# What the task requires
Render the lines below, from the one containing "Patent image size: (957, 1172)." through the one containing "The wiper blade assembly 52 is at (647, 347).", as a numbered list, and omit any blank lines.

# Records for this exercise
□ □ □ □ □

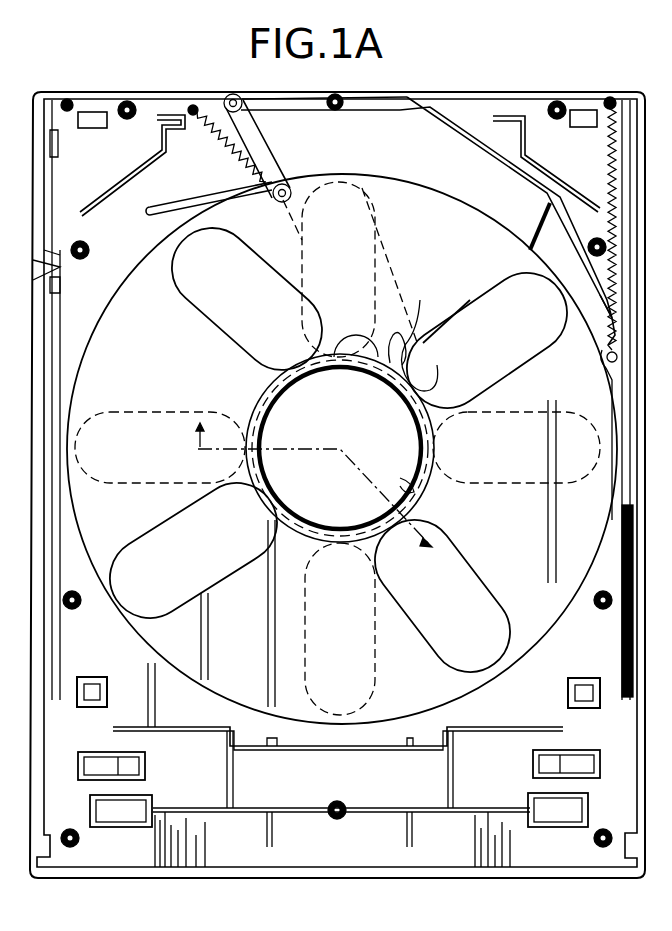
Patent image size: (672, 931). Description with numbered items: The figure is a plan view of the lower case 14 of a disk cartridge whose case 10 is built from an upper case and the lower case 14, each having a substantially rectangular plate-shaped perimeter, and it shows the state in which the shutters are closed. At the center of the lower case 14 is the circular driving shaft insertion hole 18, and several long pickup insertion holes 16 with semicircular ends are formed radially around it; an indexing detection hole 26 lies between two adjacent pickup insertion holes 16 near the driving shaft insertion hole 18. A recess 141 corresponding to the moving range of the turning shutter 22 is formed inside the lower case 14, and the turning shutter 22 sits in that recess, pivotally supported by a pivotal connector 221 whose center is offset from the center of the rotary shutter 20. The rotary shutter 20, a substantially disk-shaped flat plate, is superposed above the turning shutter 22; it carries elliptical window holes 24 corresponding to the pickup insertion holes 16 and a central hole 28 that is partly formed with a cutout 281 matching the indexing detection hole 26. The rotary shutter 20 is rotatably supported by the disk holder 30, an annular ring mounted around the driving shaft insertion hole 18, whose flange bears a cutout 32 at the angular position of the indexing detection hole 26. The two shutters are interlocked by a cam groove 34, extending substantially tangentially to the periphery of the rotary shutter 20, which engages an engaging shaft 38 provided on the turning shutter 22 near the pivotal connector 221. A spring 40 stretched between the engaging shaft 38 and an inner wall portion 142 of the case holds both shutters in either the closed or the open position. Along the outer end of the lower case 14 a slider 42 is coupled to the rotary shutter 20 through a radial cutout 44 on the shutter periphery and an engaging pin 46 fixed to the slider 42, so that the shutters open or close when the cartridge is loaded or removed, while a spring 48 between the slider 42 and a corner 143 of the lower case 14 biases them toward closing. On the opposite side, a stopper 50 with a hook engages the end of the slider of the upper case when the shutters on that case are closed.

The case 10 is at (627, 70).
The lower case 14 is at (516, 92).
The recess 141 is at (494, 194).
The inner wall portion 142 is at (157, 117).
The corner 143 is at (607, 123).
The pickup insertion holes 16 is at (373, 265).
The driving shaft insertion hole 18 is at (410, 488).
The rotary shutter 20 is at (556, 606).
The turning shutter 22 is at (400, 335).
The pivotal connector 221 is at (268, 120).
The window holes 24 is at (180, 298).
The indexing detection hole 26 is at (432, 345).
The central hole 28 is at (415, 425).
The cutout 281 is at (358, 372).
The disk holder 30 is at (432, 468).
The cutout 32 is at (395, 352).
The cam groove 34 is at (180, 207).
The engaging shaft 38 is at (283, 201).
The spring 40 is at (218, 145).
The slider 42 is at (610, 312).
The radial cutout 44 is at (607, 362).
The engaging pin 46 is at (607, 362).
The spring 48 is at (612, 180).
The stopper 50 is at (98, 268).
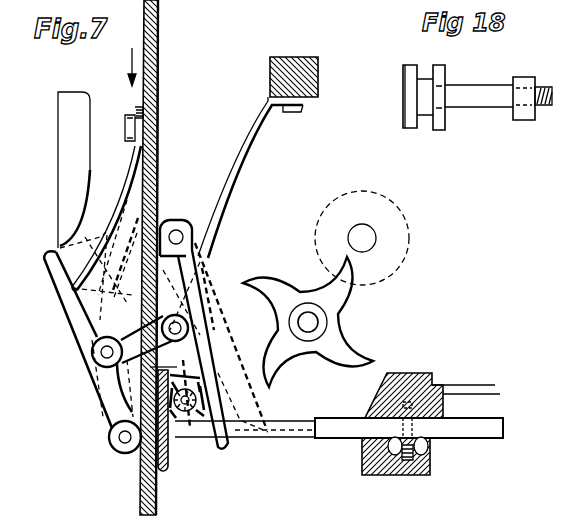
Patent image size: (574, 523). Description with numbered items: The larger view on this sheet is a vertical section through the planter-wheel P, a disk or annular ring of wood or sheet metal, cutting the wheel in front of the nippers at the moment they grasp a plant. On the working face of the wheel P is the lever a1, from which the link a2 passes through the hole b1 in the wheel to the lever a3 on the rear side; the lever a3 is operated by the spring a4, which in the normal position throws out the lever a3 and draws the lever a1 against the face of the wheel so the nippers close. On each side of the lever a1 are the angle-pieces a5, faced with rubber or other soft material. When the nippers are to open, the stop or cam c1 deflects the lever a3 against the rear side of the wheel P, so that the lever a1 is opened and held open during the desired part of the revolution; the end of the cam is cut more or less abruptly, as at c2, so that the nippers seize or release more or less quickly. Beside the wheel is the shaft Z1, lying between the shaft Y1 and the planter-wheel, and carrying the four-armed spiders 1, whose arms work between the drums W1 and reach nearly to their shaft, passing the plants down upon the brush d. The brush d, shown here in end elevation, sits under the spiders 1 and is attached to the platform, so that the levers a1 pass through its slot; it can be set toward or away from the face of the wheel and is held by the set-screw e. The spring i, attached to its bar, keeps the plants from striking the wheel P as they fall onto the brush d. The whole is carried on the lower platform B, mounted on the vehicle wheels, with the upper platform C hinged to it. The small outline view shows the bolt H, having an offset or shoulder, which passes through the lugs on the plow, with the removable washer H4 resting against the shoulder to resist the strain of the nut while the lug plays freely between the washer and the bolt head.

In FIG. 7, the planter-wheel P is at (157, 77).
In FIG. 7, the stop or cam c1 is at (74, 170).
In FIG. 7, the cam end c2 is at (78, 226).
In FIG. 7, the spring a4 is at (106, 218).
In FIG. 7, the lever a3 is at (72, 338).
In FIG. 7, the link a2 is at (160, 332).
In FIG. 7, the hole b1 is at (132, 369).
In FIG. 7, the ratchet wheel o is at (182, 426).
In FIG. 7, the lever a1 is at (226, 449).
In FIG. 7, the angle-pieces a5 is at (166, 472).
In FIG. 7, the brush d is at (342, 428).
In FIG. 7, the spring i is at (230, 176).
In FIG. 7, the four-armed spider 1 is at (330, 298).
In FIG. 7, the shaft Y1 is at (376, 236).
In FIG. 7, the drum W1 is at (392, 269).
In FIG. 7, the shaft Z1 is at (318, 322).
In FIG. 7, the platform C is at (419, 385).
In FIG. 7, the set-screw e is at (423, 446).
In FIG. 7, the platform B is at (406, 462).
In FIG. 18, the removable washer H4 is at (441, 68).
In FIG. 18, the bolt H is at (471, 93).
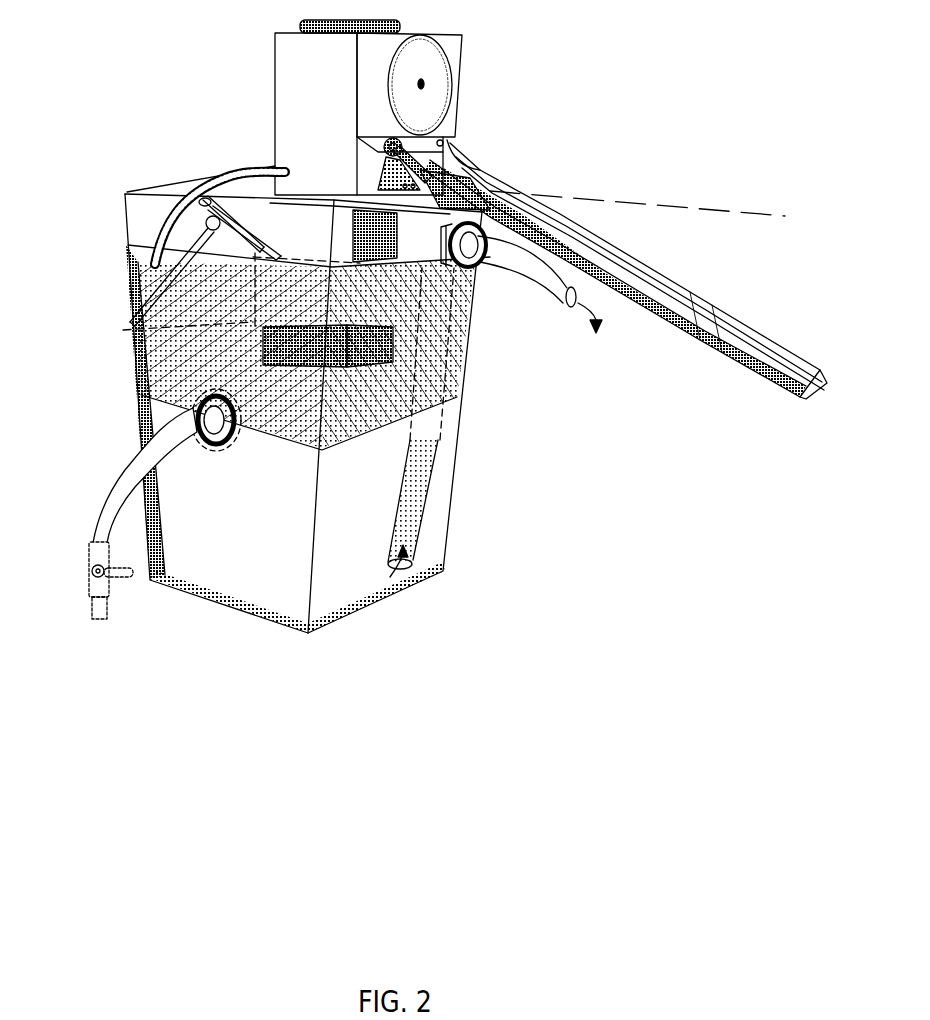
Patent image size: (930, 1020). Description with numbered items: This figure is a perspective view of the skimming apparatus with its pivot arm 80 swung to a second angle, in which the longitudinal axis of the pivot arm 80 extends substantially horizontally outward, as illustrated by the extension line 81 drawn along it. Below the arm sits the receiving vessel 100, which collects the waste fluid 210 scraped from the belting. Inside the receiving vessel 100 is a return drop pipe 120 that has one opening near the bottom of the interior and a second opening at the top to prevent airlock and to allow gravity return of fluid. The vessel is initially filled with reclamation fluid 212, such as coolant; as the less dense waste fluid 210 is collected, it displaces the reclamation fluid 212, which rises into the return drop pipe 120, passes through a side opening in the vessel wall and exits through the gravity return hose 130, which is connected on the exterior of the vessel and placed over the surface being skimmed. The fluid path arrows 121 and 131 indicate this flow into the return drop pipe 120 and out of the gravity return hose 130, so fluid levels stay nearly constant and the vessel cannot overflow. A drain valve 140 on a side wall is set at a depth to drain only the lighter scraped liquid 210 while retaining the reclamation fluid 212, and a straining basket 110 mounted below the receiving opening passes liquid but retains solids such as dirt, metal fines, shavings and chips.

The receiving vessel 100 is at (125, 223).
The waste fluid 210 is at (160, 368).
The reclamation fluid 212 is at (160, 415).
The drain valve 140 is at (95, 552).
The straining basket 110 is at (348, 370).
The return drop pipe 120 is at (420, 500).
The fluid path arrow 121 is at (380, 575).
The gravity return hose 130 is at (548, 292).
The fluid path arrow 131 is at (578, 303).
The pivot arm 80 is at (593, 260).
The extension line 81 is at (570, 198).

□ □ □ □ □

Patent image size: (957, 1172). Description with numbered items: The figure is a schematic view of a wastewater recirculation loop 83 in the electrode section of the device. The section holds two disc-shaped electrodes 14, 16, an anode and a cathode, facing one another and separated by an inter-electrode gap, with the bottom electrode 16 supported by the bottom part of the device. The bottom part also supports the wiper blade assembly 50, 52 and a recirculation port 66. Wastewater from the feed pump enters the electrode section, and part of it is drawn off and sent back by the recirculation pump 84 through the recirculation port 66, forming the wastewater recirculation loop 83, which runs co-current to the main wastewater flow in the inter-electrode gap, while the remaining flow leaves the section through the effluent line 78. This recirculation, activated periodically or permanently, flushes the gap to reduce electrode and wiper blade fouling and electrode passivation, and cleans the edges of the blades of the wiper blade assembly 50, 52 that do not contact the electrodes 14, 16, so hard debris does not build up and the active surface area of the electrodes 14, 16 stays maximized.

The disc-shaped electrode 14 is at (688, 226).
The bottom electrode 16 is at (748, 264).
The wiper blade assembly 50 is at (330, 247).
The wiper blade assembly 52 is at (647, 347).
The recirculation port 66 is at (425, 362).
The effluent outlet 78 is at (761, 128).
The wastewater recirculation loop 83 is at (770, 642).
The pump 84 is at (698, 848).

□ □ □ □ □

# Written answer
1. Patent image size: (957, 1172). Description with numbered items: The figure is a schematic view of a wastewater recirculation loop 83 in the electrode section of the device. The section holds two disc-shaped electrodes 14, 16, an anode and a cathode, facing one another and separated by an inter-electrode gap, with the bottom electrode 16 supported by the bottom part of the device. The bottom part also supports the wiper blade assembly 50, 52 and a recirculation port 66. Wastewater from the feed pump enters the electrode section, and part of it is drawn off and sent back by the recirculation pump 84 through the recirculation port 66, forming the wastewater recirculation loop 83, which runs co-current to the main wastewater flow in the inter-electrode gap, while the remaining flow leaves the section through the effluent line 78. This recirculation, activated periodically or permanently, flushes the gap to reduce electrode and wiper blade fouling and electrode passivation, and cleans the edges of the blades of the wiper blade assembly 50, 52 that do not contact the electrodes 14, 16, so hard debris does not build up and the active surface area of the electrodes 14, 16 stays maximized.
2. The disc-shaped electrode 14 is at (688, 226).
3. The bottom electrode 16 is at (748, 264).
4. The wiper blade assembly 50 is at (330, 247).
5. The wiper blade assembly 52 is at (647, 347).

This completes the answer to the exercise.